> [本文]:
☆ ☆ ☆ ☆
ちなみに私の場合、WEB版を最初に読んだ頃には、「小田原ってどこだっけ?」「大阪の陣って何? 聞いたことないよ??」レベルの人間だったので、ただ普通につらつらと「ふ〜ん」「へ〜」と思いながら読んでいただけでした。そもそも豊臣秀次という存在自体、この作品で初めて知ったぐらいですし。 今はそれより少ーーしは知識的にマシになり、特に今回は以前「影武者徳川家康」を読むときに用意した、旧国名地図を横に置いて読み進めたので、だいぶ理解度が違ったと思います。 「のぼうの城」で忍城について知ったのも、第二ヒロイン甲斐姫や、後半の重要キャラ石田三成を楽しむにあたって、大きかったかと。
☆ ☆ ☆ ☆
> [データ抜粋]:
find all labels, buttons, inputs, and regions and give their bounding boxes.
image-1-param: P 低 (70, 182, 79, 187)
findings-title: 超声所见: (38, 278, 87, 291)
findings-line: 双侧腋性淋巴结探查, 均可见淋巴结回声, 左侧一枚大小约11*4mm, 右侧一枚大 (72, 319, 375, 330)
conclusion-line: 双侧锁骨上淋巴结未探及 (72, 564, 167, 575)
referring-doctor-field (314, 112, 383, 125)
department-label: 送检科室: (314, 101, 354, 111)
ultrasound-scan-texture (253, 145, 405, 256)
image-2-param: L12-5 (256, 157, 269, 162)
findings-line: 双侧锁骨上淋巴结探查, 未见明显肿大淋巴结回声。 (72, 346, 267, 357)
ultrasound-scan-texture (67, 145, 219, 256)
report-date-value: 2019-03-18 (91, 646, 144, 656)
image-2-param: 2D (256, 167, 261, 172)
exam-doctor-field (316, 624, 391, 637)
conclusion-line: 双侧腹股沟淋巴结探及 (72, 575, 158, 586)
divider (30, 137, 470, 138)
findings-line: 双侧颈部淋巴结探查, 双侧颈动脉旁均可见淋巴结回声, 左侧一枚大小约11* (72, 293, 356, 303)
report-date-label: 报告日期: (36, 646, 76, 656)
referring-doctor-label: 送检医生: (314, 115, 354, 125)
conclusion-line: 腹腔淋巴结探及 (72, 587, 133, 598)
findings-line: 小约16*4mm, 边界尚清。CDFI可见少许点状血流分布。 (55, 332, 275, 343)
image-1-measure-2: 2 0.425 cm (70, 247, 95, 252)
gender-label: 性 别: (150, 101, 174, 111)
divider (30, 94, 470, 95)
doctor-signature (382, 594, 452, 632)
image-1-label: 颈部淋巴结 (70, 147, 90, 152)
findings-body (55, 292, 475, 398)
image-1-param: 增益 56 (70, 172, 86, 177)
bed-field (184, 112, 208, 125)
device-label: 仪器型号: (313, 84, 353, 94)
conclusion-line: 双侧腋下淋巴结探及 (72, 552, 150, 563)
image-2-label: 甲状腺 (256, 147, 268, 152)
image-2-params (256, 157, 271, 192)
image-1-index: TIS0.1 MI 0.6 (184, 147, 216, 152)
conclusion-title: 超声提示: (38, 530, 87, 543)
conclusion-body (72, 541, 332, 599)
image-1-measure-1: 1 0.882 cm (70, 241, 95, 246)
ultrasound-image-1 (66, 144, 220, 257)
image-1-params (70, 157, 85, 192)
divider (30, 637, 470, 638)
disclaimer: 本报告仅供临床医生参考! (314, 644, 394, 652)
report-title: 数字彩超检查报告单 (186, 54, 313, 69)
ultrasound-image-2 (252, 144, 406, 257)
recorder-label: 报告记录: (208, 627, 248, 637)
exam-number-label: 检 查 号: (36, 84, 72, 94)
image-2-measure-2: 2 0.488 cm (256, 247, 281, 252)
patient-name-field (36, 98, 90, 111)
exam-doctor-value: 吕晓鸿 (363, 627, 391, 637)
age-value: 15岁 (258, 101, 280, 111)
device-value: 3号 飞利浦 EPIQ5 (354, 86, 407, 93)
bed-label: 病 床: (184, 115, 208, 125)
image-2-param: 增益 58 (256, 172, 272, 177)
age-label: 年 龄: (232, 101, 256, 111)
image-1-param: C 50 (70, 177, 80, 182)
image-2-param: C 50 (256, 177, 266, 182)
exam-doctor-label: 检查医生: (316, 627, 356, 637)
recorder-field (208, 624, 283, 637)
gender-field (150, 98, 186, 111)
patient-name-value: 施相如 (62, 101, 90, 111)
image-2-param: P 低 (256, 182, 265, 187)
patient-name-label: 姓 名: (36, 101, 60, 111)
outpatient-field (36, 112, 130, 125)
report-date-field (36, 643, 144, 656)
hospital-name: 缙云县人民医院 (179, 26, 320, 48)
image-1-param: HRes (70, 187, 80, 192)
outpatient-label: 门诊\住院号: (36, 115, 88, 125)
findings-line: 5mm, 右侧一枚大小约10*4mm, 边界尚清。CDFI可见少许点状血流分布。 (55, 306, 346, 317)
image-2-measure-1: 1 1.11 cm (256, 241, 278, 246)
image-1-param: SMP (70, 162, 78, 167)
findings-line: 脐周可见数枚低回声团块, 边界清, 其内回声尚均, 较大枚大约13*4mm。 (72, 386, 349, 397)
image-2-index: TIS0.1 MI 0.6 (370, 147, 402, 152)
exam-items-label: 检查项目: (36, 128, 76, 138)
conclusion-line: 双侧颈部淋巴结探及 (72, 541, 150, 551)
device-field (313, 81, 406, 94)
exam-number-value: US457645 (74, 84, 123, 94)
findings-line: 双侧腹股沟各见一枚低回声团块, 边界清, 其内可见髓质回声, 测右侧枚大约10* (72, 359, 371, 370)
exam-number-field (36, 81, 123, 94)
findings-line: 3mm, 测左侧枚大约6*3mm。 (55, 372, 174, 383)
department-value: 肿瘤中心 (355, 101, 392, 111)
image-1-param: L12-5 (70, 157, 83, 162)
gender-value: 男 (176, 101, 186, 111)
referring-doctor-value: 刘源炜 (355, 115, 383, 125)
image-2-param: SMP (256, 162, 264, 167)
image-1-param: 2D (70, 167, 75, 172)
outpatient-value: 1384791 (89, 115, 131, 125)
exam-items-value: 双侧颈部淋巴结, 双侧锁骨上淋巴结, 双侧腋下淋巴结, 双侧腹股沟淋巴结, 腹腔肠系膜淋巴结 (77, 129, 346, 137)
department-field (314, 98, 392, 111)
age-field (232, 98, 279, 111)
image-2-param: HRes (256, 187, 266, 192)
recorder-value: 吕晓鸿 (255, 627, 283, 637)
☆ ☆ ☆ ☆
> [課題]:
a. 本文について、次の問いに答えよ。
(i) 筆者が存在自体をこの作品で初めて知ったという人物は誰か。
(ii) 今回読み進めるとき、筆者が横に置いたものは何か。
(iii) 筆者が忍城について知った作品は何か。
b. 次の各文が本文の内容と合うかどうかを判定し、根拠となる本文の語句をそのまま引用せよ。
(i) WEB版を最初に読んだ頃、筆者は大阪の陣についてよく知っていた。
(ii) 旧国名地図は「影武者徳川家康」を読むときに用意したものである。
(iii) 甲斐姫は第一ヒロインとされている。
c. 戦国時代の人物が登場する作品についての感想を述べた本文を、最後の文の後から書き継げ。

> [解答]:
a.
(i) 豊臣秀次
(ii) 以前「影武者徳川家康」を読むときに用意した旧国名地図
(iii) 「のぼうの城」

b.
(i) いいえ。「「大阪の陣って何? 聞いたことないよ??」レベルの人間だった」
(ii) はい。「以前「影武者徳川家康」を読むときに用意した、旧国名地図」
(iii) いいえ。「第二ヒロイン甲斐姫」

c.
ただ文章的には……正直に言うと、紙書籍としてはどうかな、とも思いました。 特に視点が非常にとっちらかっている点とか、加筆修正したせいなのか描写や時系列が混乱気味とか、誤字脱字変換ミスなどがかなり残っているとか、いらんところに改行入ってて読みにくいとか。 いかにもオンライン小説あがりらしく、校正が行き届いていません。 2ch的表現は削られていたり、歴史的な解説もある程度は書き加えられていたりと、だいぶ一般向けに手直しされてはいましたが、それでもまだ読む人を選ぶ文体だと感じました<そもそもが掲示板投稿のネタ小説だしな……
っていうか、いきなり「小牧・長久手の戦い」とか「石垣山城」とか書かれても、歴史素人には史実がどうだったのか判らんよ!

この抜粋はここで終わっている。